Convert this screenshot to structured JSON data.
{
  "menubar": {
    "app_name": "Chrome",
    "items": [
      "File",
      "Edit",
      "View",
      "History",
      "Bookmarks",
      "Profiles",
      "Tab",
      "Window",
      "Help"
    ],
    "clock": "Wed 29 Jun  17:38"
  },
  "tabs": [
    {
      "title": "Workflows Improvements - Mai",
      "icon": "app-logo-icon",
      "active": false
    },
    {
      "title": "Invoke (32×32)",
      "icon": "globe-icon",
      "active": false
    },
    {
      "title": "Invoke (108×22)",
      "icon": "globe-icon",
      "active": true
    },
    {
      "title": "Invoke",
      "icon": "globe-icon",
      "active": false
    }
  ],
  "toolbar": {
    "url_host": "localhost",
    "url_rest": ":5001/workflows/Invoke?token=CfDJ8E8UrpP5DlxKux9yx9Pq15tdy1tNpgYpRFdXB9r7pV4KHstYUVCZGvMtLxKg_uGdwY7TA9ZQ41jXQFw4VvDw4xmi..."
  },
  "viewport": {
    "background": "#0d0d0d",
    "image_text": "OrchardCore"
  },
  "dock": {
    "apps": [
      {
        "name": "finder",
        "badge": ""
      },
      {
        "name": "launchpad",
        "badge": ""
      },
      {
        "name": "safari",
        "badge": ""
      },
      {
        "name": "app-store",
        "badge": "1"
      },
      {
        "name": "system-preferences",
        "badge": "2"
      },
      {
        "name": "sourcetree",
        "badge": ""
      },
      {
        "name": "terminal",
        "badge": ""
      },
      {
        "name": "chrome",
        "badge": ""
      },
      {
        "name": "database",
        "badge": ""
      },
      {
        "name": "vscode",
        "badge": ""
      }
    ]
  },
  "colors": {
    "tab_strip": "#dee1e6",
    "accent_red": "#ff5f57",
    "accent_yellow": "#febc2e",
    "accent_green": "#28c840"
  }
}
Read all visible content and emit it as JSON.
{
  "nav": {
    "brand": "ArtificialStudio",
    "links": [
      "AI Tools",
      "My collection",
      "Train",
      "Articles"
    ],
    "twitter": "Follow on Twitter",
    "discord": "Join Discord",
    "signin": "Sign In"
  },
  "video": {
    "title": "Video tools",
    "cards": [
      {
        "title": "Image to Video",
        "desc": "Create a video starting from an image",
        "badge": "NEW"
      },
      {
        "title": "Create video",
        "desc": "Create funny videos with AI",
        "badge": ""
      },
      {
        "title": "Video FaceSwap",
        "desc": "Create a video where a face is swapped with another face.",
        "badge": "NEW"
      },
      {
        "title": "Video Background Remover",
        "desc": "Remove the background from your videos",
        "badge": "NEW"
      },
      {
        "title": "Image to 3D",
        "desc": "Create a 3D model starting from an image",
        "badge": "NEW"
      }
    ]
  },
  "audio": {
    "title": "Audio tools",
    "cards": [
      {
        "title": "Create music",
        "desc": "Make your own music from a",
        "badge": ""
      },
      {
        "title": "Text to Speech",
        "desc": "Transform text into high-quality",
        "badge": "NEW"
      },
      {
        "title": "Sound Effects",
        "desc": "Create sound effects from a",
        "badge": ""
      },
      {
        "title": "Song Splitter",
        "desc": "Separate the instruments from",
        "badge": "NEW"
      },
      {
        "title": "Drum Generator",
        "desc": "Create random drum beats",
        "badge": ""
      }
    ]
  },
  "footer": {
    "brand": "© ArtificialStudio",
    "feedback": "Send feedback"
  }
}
|---|
Look through the entries above and list every line containing "brand".

Expected answer:
    "brand": "ArtificialStudio",
    "brand": "© ArtificialStudio",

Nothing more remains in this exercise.